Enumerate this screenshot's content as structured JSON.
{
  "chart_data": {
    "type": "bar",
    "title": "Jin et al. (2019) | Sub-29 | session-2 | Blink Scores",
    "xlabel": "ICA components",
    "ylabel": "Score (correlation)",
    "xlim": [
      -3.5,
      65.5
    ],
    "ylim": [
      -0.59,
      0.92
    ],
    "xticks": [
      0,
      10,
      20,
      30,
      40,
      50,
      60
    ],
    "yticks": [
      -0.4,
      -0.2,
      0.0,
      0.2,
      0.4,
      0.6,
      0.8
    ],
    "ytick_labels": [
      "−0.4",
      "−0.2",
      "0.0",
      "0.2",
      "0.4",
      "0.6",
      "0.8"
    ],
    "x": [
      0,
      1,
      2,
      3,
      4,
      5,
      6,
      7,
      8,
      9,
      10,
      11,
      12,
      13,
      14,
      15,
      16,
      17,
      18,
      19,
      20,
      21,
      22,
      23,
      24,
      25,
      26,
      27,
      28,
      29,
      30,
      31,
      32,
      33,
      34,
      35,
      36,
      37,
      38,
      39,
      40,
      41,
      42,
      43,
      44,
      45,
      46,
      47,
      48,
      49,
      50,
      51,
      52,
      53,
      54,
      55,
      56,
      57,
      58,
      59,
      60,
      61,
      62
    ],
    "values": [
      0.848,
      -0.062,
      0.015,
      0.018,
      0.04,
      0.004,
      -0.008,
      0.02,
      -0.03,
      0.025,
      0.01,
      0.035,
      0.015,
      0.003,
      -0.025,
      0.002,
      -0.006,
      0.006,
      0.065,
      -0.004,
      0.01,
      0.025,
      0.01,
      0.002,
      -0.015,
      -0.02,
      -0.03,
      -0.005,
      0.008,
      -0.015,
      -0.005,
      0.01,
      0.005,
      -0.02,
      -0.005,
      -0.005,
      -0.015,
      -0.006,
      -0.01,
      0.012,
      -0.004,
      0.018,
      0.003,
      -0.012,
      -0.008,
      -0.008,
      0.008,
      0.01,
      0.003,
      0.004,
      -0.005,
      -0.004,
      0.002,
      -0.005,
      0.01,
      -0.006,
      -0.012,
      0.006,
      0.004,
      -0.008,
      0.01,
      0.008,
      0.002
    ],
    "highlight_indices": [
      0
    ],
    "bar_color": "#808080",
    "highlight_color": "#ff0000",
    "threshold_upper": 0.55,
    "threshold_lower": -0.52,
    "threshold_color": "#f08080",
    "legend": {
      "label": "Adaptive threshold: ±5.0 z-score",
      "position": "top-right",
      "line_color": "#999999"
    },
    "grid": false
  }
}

**INSTRUCTION**. Print the material above once more, exactly.

**REPLY TO THE EXERCISE**.
Enumerate this screenshot's content as structured JSON.
{
  "chart_data": {
    "type": "bar",
    "title": "Jin et al. (2019) | Sub-29 | session-2 | Blink Scores",
    "xlabel": "ICA components",
    "ylabel": "Score (correlation)",
    "xlim": [
      -3.5,
      65.5
    ],
    "ylim": [
      -0.59,
      0.92
    ],
    "xticks": [
      0,
      10,
      20,
      30,
      40,
      50,
      60
    ],
    "yticks": [
      -0.4,
      -0.2,
      0.0,
      0.2,
      0.4,
      0.6,
      0.8
    ],
    "ytick_labels": [
      "−0.4",
      "−0.2",
      "0.0",
      "0.2",
      "0.4",
      "0.6",
      "0.8"
    ],
    "x": [
      0,
      1,
      2,
      3,
      4,
      5,
      6,
      7,
      8,
      9,
      10,
      11,
      12,
      13,
      14,
      15,
      16,
      17,
      18,
      19,
      20,
      21,
      22,
      23,
      24,
      25,
      26,
      27,
      28,
      29,
      30,
      31,
      32,
      33,
      34,
      35,
      36,
      37,
      38,
      39,
      40,
      41,
      42,
      43,
      44,
      45,
      46,
      47,
      48,
      49,
      50,
      51,
      52,
      53,
      54,
      55,
      56,
      57,
      58,
      59,
      60,
      61,
      62
    ],
    "values": [
      0.848,
      -0.062,
      0.015,
      0.018,
      0.04,
      0.004,
      -0.008,
      0.02,
      -0.03,
      0.025,
      0.01,
      0.035,
      0.015,
      0.003,
      -0.025,
      0.002,
      -0.006,
      0.006,
      0.065,
      -0.004,
      0.01,
      0.025,
      0.01,
      0.002,
      -0.015,
      -0.02,
      -0.03,
      -0.005,
      0.008,
      -0.015,
      -0.005,
      0.01,
      0.005,
      -0.02,
      -0.005,
      -0.005,
      -0.015,
      -0.006,
      -0.01,
      0.012,
      -0.004,
      0.018,
      0.003,
      -0.012,
      -0.008,
      -0.008,
      0.008,
      0.01,
      0.003,
      0.004,
      -0.005,
      -0.004,
      0.002,
      -0.005,
      0.01,
      -0.006,
      -0.012,
      0.006,
      0.004,
      -0.008,
      0.01,
      0.008,
      0.002
    ],
    "highlight_indices": [
      0
    ],
    "bar_color": "#808080",
    "highlight_color": "#ff0000",
    "threshold_upper": 0.55,
    "threshold_lower": -0.52,
    "threshold_color": "#f08080",
    "legend": {
      "label": "Adaptive threshold: ±5.0 z-score",
      "position": "top-right",
      "line_color": "#999999"
    },
    "grid": false
  }
}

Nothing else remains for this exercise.